** BEGIN Information given **

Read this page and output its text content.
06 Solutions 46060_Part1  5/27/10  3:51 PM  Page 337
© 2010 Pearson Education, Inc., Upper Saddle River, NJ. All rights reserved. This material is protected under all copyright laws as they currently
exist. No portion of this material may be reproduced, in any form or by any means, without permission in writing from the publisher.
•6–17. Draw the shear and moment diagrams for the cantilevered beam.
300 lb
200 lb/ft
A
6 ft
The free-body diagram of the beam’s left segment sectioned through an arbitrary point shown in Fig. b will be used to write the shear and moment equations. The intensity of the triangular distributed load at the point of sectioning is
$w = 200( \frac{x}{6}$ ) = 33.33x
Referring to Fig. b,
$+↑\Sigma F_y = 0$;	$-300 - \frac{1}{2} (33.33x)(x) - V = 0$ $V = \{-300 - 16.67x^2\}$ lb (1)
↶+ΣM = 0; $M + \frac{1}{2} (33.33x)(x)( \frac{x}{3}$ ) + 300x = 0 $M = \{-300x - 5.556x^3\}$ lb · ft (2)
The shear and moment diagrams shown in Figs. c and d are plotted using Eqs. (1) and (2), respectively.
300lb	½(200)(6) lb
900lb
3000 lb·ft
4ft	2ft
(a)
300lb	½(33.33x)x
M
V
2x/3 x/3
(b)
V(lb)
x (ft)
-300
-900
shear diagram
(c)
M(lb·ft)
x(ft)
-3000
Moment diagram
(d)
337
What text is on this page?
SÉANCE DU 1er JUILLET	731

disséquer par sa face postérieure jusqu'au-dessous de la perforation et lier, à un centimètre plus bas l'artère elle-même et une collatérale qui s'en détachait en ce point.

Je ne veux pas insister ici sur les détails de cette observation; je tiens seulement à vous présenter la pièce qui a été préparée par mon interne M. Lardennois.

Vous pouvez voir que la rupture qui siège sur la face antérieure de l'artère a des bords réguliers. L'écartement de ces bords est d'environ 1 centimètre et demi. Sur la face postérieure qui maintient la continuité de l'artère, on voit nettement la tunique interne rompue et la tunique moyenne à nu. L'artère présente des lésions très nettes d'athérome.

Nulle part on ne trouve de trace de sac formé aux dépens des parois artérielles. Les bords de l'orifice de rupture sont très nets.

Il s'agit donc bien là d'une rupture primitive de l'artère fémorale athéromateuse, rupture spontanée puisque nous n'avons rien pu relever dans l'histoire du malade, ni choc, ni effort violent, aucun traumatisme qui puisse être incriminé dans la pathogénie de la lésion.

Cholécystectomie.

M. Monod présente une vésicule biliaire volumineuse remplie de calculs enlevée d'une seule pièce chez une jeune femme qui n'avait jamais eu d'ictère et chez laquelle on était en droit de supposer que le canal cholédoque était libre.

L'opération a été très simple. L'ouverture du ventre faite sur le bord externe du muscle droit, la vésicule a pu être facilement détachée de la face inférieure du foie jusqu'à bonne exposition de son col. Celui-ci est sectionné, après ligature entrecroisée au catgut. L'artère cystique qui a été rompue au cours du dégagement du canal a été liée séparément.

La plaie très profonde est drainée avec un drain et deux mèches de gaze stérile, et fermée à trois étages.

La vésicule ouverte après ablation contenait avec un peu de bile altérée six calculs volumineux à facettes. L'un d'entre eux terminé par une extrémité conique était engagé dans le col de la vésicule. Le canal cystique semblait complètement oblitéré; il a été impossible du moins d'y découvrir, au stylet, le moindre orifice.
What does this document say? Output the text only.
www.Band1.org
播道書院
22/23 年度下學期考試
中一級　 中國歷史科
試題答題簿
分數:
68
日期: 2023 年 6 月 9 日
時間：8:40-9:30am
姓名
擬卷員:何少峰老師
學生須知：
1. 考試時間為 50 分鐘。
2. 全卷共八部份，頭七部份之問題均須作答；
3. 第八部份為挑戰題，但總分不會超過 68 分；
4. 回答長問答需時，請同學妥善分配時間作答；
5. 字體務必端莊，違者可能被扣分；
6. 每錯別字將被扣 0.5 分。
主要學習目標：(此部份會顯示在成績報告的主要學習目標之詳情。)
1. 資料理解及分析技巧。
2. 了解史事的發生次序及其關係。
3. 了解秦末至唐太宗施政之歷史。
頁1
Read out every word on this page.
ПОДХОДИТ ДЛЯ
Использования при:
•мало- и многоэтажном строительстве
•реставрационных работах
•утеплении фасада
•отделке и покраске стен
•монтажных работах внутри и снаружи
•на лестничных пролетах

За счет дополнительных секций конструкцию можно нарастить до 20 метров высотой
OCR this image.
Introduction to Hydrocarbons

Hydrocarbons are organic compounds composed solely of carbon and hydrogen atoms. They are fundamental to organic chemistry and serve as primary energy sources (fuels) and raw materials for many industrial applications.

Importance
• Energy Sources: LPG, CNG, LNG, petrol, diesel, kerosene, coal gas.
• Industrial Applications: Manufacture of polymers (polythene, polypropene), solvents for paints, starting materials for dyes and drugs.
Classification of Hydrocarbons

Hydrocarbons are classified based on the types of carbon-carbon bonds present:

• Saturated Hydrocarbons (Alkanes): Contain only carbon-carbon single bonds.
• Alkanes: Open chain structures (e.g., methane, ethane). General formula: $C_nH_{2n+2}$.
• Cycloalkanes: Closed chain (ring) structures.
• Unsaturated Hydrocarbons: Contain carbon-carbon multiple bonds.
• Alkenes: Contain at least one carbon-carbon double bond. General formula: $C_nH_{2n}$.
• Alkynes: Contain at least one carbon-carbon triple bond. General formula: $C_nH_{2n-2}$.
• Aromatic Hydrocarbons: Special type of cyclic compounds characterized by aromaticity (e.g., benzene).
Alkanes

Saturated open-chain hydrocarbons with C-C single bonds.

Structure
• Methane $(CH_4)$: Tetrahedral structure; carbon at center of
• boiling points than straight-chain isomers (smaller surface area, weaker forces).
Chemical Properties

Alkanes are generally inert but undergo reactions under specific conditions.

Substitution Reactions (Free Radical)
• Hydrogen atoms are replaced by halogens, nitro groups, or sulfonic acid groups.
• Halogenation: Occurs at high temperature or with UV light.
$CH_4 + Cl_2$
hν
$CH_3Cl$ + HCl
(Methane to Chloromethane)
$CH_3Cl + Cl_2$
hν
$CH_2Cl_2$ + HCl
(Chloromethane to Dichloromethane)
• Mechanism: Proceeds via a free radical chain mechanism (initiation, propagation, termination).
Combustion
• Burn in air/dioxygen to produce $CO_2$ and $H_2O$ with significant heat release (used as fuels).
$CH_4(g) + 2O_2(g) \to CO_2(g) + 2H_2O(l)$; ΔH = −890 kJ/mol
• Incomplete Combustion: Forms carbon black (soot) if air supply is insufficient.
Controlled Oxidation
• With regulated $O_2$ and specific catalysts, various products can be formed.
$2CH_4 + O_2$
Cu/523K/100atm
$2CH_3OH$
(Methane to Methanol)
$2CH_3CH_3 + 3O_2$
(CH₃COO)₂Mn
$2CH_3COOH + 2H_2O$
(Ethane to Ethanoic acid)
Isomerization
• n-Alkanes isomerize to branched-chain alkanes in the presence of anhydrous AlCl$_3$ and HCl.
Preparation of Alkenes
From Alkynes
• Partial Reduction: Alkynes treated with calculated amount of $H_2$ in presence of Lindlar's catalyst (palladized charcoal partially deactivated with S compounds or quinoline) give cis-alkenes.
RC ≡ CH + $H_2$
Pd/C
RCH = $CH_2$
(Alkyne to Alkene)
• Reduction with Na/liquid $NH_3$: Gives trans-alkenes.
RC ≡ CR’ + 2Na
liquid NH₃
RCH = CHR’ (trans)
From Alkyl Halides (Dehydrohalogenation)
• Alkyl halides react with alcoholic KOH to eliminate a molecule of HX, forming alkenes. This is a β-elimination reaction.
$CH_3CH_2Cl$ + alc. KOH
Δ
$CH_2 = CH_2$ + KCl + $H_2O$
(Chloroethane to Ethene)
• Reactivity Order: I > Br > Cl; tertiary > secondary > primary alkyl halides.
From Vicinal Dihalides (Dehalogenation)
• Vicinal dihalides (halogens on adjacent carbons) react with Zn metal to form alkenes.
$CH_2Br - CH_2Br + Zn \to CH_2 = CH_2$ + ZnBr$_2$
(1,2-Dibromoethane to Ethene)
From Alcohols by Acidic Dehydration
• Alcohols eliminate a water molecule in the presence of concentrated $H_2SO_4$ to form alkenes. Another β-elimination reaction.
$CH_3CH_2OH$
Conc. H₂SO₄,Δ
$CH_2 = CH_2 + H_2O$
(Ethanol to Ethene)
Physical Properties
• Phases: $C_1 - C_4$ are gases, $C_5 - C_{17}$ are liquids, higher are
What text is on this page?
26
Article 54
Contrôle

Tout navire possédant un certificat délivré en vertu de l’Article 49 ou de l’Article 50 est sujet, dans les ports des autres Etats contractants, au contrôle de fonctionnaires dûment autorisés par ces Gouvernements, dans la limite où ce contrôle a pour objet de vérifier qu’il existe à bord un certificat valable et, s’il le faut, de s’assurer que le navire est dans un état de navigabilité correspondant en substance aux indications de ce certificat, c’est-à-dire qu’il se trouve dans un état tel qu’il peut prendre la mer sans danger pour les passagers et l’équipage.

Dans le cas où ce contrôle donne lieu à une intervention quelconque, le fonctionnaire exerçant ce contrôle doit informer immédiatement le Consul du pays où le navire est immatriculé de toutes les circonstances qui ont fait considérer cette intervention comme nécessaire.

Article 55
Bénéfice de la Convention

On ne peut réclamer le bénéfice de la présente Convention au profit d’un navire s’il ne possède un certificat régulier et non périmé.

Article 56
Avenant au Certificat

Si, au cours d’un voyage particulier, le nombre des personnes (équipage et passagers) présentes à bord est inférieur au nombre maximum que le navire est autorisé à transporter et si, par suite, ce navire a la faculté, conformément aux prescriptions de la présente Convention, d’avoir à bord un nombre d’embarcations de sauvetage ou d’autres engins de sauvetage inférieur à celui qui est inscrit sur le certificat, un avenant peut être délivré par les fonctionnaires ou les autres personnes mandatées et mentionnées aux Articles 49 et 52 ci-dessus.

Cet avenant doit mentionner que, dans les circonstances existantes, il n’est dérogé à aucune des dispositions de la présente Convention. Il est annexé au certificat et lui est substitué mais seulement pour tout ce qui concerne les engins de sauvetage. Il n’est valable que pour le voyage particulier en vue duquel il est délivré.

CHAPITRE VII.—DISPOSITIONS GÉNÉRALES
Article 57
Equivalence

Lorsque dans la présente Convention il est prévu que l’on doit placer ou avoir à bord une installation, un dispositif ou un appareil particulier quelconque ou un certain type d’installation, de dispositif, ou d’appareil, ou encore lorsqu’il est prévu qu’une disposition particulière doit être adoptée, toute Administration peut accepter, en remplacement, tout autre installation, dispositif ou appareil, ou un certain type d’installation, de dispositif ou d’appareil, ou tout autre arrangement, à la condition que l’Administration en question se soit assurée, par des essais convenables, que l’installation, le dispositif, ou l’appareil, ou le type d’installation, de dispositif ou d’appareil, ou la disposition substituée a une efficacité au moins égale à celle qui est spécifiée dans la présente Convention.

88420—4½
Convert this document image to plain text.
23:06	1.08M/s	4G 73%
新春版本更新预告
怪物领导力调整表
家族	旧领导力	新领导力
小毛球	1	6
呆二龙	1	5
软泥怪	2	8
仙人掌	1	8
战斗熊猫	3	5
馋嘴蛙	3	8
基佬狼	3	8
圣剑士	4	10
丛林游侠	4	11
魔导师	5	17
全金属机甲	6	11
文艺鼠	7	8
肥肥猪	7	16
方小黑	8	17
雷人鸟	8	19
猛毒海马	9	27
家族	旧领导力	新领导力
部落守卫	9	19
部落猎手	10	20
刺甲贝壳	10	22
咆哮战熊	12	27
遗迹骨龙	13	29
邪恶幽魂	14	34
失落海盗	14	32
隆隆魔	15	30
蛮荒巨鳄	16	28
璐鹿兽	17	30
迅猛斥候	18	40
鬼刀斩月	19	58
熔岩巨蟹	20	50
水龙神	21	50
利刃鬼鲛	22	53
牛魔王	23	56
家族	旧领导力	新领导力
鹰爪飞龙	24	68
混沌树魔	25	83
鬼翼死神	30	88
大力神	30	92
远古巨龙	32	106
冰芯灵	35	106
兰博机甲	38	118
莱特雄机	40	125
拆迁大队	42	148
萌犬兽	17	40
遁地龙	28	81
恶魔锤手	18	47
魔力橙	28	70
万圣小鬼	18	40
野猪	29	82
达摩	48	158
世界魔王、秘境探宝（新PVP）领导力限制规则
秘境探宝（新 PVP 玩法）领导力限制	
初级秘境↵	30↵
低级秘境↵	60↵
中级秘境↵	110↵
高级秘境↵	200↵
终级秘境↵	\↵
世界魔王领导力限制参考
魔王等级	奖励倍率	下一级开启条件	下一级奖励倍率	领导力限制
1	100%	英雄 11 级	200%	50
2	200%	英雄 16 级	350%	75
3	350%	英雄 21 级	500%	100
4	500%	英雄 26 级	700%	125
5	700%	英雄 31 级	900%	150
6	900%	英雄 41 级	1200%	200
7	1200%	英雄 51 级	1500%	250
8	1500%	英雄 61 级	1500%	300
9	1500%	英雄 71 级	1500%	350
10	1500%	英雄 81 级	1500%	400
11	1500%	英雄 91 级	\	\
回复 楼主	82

** END Information given **

[Written exercise] In the material above, show every line where the word "orifice" turns up.

[Solution to this problem]
Nulle part on ne trouve de trace de sac formé aux dépens des parois artérielles. Les bords de l'orifice de rupture sont très nets.
La vésicule ouverte après ablation contenait avec un peu de bile altérée six calculs volumineux à facettes. L'un d'entre eux terminé par une extrémité conique était engagé dans le col de la vésicule. Le canal cystique semblait complètement oblitéré; il a été impossible du moins d'y découvrir, au stylet, le moindre orifice.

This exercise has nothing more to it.